===== Stored rows
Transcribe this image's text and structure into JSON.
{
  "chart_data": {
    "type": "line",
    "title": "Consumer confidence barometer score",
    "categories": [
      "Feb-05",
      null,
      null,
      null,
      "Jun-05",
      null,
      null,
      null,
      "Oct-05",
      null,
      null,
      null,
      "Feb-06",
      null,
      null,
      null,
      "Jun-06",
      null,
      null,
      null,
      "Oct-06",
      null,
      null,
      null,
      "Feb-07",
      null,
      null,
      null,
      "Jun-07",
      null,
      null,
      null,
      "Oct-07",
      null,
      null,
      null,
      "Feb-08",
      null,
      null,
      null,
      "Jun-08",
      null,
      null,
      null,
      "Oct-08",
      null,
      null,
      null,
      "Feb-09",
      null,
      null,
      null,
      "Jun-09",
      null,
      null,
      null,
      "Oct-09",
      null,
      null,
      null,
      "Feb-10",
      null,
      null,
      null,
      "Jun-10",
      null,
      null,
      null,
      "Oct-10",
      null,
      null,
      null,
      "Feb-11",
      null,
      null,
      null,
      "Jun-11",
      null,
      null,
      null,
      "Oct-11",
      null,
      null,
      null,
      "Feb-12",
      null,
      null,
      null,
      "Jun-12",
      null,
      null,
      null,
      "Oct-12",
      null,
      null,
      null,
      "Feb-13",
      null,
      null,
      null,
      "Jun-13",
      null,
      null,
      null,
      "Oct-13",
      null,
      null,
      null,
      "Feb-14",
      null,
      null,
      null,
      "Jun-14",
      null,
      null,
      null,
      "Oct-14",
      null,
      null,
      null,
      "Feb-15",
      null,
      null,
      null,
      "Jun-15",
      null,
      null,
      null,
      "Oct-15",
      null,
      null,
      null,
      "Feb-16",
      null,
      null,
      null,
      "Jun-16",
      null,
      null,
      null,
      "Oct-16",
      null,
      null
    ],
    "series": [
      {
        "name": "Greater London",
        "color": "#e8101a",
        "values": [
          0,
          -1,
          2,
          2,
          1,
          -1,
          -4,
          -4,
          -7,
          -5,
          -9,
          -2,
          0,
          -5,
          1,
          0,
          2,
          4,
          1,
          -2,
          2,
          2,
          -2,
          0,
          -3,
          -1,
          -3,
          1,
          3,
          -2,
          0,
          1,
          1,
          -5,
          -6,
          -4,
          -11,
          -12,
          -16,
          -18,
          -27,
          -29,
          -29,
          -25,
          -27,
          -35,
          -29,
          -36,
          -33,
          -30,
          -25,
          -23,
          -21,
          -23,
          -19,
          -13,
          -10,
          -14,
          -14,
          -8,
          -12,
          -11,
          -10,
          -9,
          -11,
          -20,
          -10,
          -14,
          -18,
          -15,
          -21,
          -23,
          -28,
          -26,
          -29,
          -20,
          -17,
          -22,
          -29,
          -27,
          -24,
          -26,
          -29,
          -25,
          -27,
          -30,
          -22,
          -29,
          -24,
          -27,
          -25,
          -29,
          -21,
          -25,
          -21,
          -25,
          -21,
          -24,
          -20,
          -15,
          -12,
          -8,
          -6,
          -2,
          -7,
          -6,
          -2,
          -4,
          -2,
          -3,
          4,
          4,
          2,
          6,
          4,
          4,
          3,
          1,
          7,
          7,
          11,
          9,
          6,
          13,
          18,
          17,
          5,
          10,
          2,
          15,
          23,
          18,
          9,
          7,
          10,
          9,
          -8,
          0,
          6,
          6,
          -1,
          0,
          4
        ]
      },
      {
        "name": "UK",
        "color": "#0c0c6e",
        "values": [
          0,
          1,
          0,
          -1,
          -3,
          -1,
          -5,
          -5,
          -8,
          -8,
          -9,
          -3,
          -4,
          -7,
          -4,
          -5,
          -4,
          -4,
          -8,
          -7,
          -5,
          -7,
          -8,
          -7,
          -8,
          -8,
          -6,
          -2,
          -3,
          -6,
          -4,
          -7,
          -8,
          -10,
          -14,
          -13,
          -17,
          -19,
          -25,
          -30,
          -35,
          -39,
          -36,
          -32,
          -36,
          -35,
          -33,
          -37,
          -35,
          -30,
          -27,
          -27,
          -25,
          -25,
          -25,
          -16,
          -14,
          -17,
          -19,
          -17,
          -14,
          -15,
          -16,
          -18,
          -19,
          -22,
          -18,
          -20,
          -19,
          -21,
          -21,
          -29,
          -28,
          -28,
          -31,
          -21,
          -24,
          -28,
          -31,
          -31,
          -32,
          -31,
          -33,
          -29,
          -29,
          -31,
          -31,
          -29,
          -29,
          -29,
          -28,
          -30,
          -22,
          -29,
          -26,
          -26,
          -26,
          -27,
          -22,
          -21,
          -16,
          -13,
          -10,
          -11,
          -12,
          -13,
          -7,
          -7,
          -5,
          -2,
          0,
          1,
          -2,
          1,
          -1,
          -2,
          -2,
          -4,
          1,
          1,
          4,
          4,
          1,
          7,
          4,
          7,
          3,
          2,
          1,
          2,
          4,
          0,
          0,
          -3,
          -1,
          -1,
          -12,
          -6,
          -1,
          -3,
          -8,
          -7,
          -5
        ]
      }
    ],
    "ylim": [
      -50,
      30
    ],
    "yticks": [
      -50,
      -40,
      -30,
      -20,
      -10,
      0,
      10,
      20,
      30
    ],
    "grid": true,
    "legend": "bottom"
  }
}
==========
Set exercise: Reproduce each entry word for word.

Result for this task:
Transcribe this image's text and structure into JSON.
{
  "chart_data": {
    "type": "line",
    "title": "Consumer confidence barometer score",
    "categories": [
      "Feb-05",
      null,
      null,
      null,
      "Jun-05",
      null,
      null,
      null,
      "Oct-05",
      null,
      null,
      null,
      "Feb-06",
      null,
      null,
      null,
      "Jun-06",
      null,
      null,
      null,
      "Oct-06",
      null,
      null,
      null,
      "Feb-07",
      null,
      null,
      null,
      "Jun-07",
      null,
      null,
      null,
      "Oct-07",
      null,
      null,
      null,
      "Feb-08",
      null,
      null,
      null,
      "Jun-08",
      null,
      null,
      null,
      "Oct-08",
      null,
      null,
      null,
      "Feb-09",
      null,
      null,
      null,
      "Jun-09",
      null,
      null,
      null,
      "Oct-09",
      null,
      null,
      null,
      "Feb-10",
      null,
      null,
      null,
      "Jun-10",
      null,
      null,
      null,
      "Oct-10",
      null,
      null,
      null,
      "Feb-11",
      null,
      null,
      null,
      "Jun-11",
      null,
      null,
      null,
      "Oct-11",
      null,
      null,
      null,
      "Feb-12",
      null,
      null,
      null,
      "Jun-12",
      null,
      null,
      null,
      "Oct-12",
      null,
      null,
      null,
      "Feb-13",
      null,
      null,
      null,
      "Jun-13",
      null,
      null,
      null,
      "Oct-13",
      null,
      null,
      null,
      "Feb-14",
      null,
      null,
      null,
      "Jun-14",
      null,
      null,
      null,
      "Oct-14",
      null,
      null,
      null,
      "Feb-15",
      null,
      null,
      null,
      "Jun-15",
      null,
      null,
      null,
      "Oct-15",
      null,
      null,
      null,
      "Feb-16",
      null,
      null,
      null,
      "Jun-16",
      null,
      null,
      null,
      "Oct-16",
      null,
      null
    ],
    "series": [
      {
        "name": "Greater London",
        "color": "#e8101a",
        "values": [
          0,
          -1,
          2,
          2,
          1,
          -1,
          -4,
          -4,
          -7,
          -5,
          -9,
          -2,
          0,
          -5,
          1,
          0,
          2,
          4,
          1,
          -2,
          2,
          2,
          -2,
          0,
          -3,
          -1,
          -3,
          1,
          3,
          -2,
          0,
          1,
          1,
          -5,
          -6,
          -4,
          -11,
          -12,
          -16,
          -18,
          -27,
          -29,
          -29,
          -25,
          -27,
          -35,
          -29,
          -36,
          -33,
          -30,
          -25,
          -23,
          -21,
          -23,
          -19,
          -13,
          -10,
          -14,
          -14,
          -8,
          -12,
          -11,
          -10,
          -9,
          -11,
          -20,
          -10,
          -14,
          -18,
          -15,
          -21,
          -23,
          -28,
          -26,
          -29,
          -20,
          -17,
          -22,
          -29,
          -27,
          -24,
          -26,
          -29,
          -25,
          -27,
          -30,
          -22,
          -29,
          -24,
          -27,
          -25,
          -29,
          -21,
          -25,
          -21,
          -25,
          -21,
          -24,
          -20,
          -15,
          -12,
          -8,
          -6,
          -2,
          -7,
          -6,
          -2,
          -4,
          -2,
          -3,
          4,
          4,
          2,
          6,
          4,
          4,
          3,
          1,
          7,
          7,
          11,
          9,
          6,
          13,
          18,
          17,
          5,
          10,
          2,
          15,
          23,
          18,
          9,
          7,
          10,
          9,
          -8,
          0,
          6,
          6,
          -1,
          0,
          4
        ]
      },
      {
        "name": "UK",
        "color": "#0c0c6e",
        "values": [
          0,
          1,
          0,
          -1,
          -3,
          -1,
          -5,
          -5,
          -8,
          -8,
          -9,
          -3,
          -4,
          -7,
          -4,
          -5,
          -4,
          -4,
          -8,
          -7,
          -5,
          -7,
          -8,
          -7,
          -8,
          -8,
          -6,
          -2,
          -3,
          -6,
          -4,
          -7,
          -8,
          -10,
          -14,
          -13,
          -17,
          -19,
          -25,
          -30,
          -35,
          -39,
          -36,
          -32,
          -36,
          -35,
          -33,
          -37,
          -35,
          -30,
          -27,
          -27,
          -25,
          -25,
          -25,
          -16,
          -14,
          -17,
          -19,
          -17,
          -14,
          -15,
          -16,
          -18,
          -19,
          -22,
          -18,
          -20,
          -19,
          -21,
          -21,
          -29,
          -28,
          -28,
          -31,
          -21,
          -24,
          -28,
          -31,
          -31,
          -32,
          -31,
          -33,
          -29,
          -29,
          -31,
          -31,
          -29,
          -29,
          -29,
          -28,
          -30,
          -22,
          -29,
          -26,
          -26,
          -26,
          -27,
          -22,
          -21,
          -16,
          -13,
          -10,
          -11,
          -12,
          -13,
          -7,
          -7,
          -5,
          -2,
          0,
          1,
          -2,
          1,
          -1,
          -2,
          -2,
          -4,
          1,
          1,
          4,
          4,
          1,
          7,
          4,
          7,
          3,
          2,
          1,
          2,
          4,
          0,
          0,
          -3,
          -1,
          -1,
          -12,
          -6,
          -1,
          -3,
          -8,
          -7,
          -5
        ]
      }
    ],
    "ylim": [
      -50,
      30
    ],
    "yticks": [
      -50,
      -40,
      -30,
      -20,
      -10,
      0,
      10,
      20,
      30
    ],
    "grid": true,
    "legend": "bottom"
  }
}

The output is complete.